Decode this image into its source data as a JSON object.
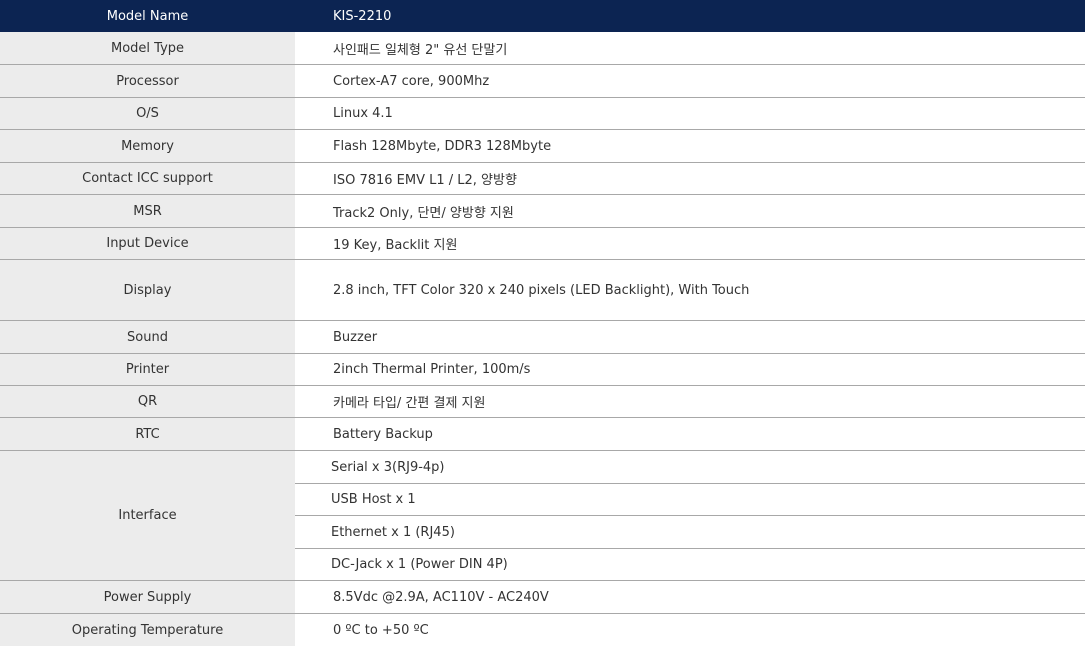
{
  "header": {
    "label": "Model Name",
    "value": "KIS-2210"
  },
  "rows": [
    {
      "label": "Model Type",
      "value": "사인패드 일체형 2\" 유선 단말기"
    },
    {
      "label": "Processor",
      "value": "Cortex-A7 core, 900Mhz"
    },
    {
      "label": "O/S",
      "value": "Linux 4.1"
    },
    {
      "label": "Memory",
      "value": "Flash 128Mbyte, DDR3 128Mbyte"
    },
    {
      "label": "Contact ICC support",
      "value": "ISO 7816 EMV L1 / L2, 양방향"
    },
    {
      "label": "MSR",
      "value": "Track2 Only, 단면/ 양방향 지원"
    },
    {
      "label": "Input Device",
      "value": "19 Key, Backlit 지원"
    },
    {
      "label": "Display",
      "value": "2.8 inch, TFT Color 320 x 240 pixels (LED Backlight), With Touch"
    },
    {
      "label": "Sound",
      "value": "Buzzer"
    },
    {
      "label": "Printer",
      "value": "2inch Thermal Printer, 100m/s"
    },
    {
      "label": "QR",
      "value": "카메라 타입/ 간편 결제 지원"
    },
    {
      "label": "RTC",
      "value": "Battery Backup"
    }
  ],
  "interface": {
    "label": "Interface",
    "values": [
      "Serial x 3(RJ9-4p)",
      "USB Host x 1",
      "Ethernet x 1 (RJ45)",
      "DC-Jack  x 1 (Power DIN  4P)"
    ]
  },
  "tail_rows": [
    {
      "label": "Power Supply",
      "value": "8.5Vdc @2.9A,  AC110V - AC240V"
    },
    {
      "label": "Operating Temperature",
      "value": "0 ºC to +50 ºC"
    }
  ],
  "colors": {
    "header_bg": "#0c2452",
    "label_bg": "#ececec",
    "divider": "#a8a8a8"
  }
}
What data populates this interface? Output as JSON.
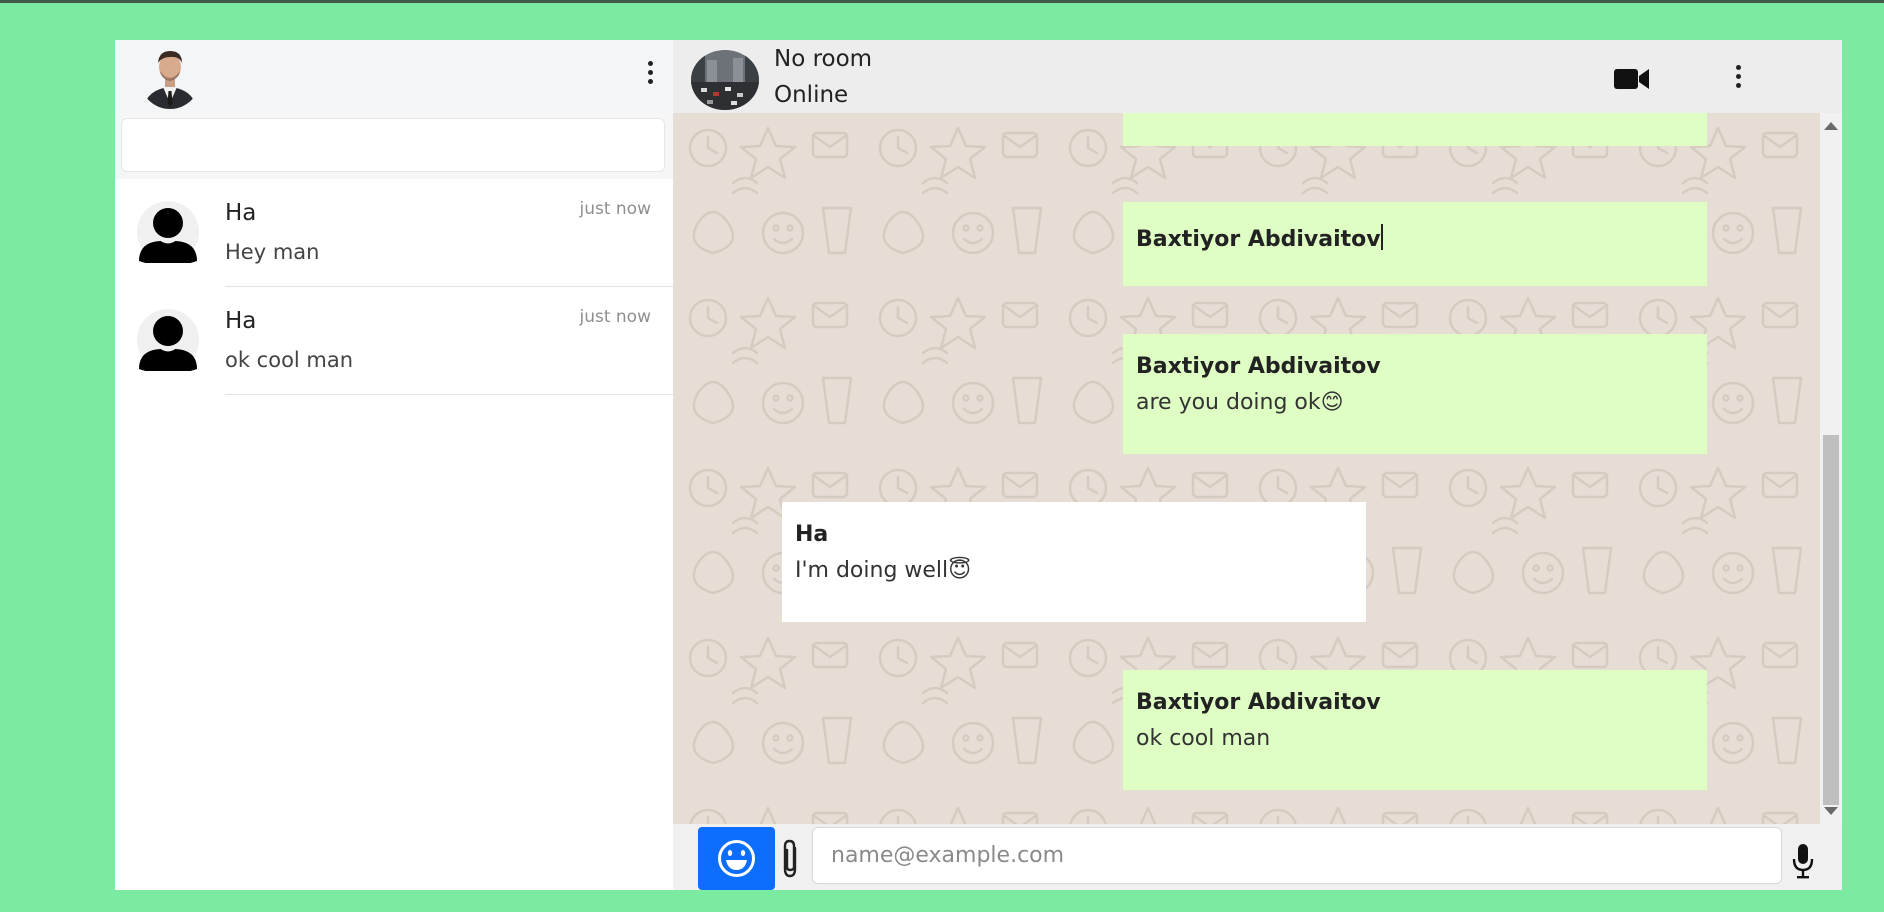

> [Goal of the exercise]
Reproduce every line above as written, skipping pictures.

> [Full solution]
Decode this image into its source data as a JSON object.
{
  "header": {
    "label": "Model Name",
    "value": "KIS-2210"
  },
  "rows": [
    {
      "label": "Model Type",
      "value": "사인패드 일체형 2\" 유선 단말기"
    },
    {
      "label": "Processor",
      "value": "Cortex-A7 core, 900Mhz"
    },
    {
      "label": "O/S",
      "value": "Linux 4.1"
    },
    {
      "label": "Memory",
      "value": "Flash 128Mbyte, DDR3 128Mbyte"
    },
    {
      "label": "Contact ICC support",
      "value": "ISO 7816 EMV L1 / L2, 양방향"
    },
    {
      "label": "MSR",
      "value": "Track2 Only, 단면/ 양방향 지원"
    },
    {
      "label": "Input Device",
      "value": "19 Key, Backlit 지원"
    },
    {
      "label": "Display",
      "value": "2.8 inch, TFT Color 320 x 240 pixels (LED Backlight), With Touch"
    },
    {
      "label": "Sound",
      "value": "Buzzer"
    },
    {
      "label": "Printer",
      "value": "2inch Thermal Printer, 100m/s"
    },
    {
      "label": "QR",
      "value": "카메라 타입/ 간편 결제 지원"
    },
    {
      "label": "RTC",
      "value": "Battery Backup"
    }
  ],
  "interface": {
    "label": "Interface",
    "values": [
      "Serial x 3(RJ9-4p)",
      "USB Host x 1",
      "Ethernet x 1 (RJ45)",
      "DC-Jack  x 1 (Power DIN  4P)"
    ]
  },
  "tail_rows": [
    {
      "label": "Power Supply",
      "value": "8.5Vdc @2.9A,  AC110V - AC240V"
    },
    {
      "label": "Operating Temperature",
      "value": "0 ºC to +50 ºC"
    }
  ],
  "colors": {
    "header_bg": "#0c2452",
    "label_bg": "#ececec",
    "divider": "#a8a8a8"
  }
}
What data populates this interface? Output as JSON.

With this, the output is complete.